Return the lines below that carry the word "close".

**Given data**
# # #
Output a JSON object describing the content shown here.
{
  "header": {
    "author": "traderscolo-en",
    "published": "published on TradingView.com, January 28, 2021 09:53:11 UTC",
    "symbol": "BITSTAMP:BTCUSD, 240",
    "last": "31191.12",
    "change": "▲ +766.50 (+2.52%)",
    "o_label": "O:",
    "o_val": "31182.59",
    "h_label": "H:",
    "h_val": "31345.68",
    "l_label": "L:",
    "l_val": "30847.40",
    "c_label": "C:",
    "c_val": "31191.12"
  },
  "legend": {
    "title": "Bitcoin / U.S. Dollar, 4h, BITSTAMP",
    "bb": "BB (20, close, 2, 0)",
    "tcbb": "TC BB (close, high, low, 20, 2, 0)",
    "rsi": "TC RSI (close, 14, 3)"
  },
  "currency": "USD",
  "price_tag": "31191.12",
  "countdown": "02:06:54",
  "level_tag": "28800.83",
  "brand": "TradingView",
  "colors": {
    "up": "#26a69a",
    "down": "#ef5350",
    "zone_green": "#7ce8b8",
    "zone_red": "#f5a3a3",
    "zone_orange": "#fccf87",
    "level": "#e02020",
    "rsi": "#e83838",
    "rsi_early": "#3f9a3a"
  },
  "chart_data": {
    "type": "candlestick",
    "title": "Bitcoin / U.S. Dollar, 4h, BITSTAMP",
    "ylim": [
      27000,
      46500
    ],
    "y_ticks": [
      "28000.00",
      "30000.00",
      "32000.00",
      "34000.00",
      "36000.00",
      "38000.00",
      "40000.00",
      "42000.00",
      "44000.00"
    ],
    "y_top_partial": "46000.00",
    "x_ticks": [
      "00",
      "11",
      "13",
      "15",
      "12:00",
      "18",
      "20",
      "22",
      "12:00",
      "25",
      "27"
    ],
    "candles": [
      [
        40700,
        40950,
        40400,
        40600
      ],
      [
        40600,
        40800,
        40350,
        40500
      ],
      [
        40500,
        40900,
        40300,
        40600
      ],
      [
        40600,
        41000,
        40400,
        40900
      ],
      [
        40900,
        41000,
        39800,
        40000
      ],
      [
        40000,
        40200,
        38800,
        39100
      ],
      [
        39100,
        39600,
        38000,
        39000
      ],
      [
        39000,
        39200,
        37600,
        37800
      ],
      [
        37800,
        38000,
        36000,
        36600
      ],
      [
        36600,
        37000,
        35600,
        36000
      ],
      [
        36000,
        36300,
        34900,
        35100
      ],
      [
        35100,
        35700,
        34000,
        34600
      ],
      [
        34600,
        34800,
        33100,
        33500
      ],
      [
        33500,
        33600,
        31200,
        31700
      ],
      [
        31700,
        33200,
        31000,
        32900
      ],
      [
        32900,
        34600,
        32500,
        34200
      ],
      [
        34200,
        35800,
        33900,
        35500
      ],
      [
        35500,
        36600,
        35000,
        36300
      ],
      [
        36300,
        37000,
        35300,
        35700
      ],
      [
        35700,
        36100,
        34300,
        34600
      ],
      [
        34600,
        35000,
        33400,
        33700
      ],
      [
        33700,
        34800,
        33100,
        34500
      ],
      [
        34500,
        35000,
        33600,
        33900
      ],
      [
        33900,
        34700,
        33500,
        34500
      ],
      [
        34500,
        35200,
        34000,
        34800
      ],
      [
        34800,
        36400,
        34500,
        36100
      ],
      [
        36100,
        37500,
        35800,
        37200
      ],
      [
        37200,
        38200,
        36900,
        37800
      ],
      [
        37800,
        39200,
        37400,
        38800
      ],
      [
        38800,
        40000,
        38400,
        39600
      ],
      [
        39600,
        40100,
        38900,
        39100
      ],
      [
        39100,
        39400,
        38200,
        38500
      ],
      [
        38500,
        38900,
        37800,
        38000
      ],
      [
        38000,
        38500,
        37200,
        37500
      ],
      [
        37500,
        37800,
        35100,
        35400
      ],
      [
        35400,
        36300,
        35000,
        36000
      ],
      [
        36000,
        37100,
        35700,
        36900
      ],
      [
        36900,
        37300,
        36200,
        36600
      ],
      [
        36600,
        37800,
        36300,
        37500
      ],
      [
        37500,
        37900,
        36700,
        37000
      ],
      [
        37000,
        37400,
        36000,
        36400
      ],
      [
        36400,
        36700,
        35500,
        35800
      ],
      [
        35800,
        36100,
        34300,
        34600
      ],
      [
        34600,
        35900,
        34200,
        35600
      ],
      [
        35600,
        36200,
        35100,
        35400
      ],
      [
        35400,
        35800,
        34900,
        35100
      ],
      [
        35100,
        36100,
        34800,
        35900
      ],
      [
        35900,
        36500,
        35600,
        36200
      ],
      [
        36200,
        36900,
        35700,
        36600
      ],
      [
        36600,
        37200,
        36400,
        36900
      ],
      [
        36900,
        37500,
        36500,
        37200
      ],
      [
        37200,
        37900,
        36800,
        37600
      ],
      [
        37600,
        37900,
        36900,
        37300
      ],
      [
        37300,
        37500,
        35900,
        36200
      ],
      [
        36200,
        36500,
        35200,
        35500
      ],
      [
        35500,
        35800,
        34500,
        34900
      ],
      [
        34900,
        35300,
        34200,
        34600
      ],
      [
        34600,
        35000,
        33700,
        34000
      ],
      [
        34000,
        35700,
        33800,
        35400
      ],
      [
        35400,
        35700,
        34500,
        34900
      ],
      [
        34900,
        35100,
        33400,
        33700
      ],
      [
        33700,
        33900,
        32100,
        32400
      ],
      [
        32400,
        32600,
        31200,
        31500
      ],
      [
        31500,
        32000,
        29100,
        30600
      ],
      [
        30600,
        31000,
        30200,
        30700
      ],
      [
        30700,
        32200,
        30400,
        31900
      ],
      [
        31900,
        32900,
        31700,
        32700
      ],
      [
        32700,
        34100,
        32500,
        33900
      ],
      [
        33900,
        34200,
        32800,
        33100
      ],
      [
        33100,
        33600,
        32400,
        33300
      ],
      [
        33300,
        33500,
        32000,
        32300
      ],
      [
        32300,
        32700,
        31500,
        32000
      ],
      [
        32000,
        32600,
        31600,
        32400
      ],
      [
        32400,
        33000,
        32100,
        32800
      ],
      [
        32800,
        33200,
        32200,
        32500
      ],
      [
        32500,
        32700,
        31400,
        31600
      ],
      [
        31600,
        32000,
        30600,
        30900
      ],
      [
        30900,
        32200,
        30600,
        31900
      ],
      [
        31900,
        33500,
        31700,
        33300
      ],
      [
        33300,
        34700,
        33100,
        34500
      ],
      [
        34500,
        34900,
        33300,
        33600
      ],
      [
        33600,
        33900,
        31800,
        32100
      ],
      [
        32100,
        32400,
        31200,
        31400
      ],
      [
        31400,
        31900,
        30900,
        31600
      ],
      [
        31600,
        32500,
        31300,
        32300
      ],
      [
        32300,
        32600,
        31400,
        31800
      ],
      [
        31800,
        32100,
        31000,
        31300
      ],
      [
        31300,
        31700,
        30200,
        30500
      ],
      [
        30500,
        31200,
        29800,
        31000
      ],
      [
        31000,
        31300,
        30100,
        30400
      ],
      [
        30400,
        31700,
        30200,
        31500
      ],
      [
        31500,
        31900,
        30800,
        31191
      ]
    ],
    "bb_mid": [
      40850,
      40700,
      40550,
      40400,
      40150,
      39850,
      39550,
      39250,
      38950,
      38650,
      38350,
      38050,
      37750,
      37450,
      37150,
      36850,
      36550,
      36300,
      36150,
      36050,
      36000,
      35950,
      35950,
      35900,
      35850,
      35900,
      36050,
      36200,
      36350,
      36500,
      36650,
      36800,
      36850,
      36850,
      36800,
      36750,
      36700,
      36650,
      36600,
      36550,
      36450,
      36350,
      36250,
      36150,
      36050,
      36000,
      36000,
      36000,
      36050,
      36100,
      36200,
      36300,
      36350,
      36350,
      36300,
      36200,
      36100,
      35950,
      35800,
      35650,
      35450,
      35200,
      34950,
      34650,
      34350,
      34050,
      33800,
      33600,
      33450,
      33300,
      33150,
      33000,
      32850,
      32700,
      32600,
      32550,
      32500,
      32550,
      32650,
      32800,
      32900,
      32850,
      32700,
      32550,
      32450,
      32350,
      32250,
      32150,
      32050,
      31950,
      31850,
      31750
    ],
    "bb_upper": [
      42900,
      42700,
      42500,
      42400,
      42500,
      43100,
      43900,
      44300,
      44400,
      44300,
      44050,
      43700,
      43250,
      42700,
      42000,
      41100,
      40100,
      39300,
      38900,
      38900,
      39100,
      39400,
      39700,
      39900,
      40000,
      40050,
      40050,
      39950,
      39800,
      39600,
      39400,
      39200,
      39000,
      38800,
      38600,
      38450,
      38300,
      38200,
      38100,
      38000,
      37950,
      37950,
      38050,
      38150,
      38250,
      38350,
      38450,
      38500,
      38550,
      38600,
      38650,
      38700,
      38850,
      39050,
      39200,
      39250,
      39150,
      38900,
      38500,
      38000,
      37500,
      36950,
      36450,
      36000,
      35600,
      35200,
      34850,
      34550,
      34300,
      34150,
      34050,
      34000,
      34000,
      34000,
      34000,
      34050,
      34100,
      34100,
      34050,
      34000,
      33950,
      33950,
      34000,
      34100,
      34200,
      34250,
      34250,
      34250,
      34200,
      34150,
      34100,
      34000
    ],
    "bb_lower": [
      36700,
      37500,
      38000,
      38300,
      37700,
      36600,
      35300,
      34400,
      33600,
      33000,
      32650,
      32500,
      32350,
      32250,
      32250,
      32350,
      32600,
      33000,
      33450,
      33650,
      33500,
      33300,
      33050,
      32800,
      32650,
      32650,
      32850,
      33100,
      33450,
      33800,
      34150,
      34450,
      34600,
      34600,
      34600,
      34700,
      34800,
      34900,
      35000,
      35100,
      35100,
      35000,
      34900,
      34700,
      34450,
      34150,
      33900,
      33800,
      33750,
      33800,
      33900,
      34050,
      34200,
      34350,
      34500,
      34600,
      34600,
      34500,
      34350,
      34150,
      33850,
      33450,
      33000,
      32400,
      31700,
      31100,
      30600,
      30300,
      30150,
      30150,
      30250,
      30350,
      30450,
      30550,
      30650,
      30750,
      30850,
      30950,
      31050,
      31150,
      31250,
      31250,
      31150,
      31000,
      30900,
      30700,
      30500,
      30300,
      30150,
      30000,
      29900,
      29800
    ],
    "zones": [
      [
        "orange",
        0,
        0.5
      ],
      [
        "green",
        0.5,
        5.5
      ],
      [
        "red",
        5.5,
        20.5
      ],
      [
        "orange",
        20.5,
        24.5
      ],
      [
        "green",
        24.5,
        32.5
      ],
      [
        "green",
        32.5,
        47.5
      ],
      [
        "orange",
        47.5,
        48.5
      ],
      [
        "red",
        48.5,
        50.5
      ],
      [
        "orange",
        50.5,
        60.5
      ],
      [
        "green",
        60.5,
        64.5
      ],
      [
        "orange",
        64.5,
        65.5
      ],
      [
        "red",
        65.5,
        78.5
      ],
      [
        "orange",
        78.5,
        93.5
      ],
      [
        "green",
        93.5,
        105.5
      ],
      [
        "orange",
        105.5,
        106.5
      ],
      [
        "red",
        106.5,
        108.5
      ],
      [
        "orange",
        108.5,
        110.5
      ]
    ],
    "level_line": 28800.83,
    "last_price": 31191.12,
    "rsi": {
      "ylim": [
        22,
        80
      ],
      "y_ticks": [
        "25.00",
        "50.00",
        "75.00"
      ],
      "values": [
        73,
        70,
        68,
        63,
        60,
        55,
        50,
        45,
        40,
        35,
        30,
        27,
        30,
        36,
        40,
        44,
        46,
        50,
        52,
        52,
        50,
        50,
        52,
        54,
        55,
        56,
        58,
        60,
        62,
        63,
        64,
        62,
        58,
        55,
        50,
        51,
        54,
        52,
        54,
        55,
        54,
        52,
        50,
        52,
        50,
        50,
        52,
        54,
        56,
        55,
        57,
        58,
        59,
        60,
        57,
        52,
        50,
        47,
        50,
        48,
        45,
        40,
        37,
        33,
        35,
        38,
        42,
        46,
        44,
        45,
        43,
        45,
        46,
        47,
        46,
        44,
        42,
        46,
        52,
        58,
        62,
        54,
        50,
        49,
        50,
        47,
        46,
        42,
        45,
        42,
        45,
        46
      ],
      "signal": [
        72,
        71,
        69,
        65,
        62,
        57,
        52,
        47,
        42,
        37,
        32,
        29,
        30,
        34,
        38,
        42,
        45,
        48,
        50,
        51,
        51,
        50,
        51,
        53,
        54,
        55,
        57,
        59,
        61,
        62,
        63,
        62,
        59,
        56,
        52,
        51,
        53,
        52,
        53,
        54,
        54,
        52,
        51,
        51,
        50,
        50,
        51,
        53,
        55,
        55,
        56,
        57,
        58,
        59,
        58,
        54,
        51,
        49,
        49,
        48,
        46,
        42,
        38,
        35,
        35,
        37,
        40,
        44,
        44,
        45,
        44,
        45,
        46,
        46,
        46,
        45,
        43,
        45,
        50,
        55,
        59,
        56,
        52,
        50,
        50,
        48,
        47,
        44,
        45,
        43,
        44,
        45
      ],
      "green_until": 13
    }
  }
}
# # #
**Correct result**
    "bb": "BB (20, close, 2, 0)",
    "tcbb": "TC BB (close, high, low, 20, 2, 0)",
    "rsi": "TC RSI (close, 14, 3)"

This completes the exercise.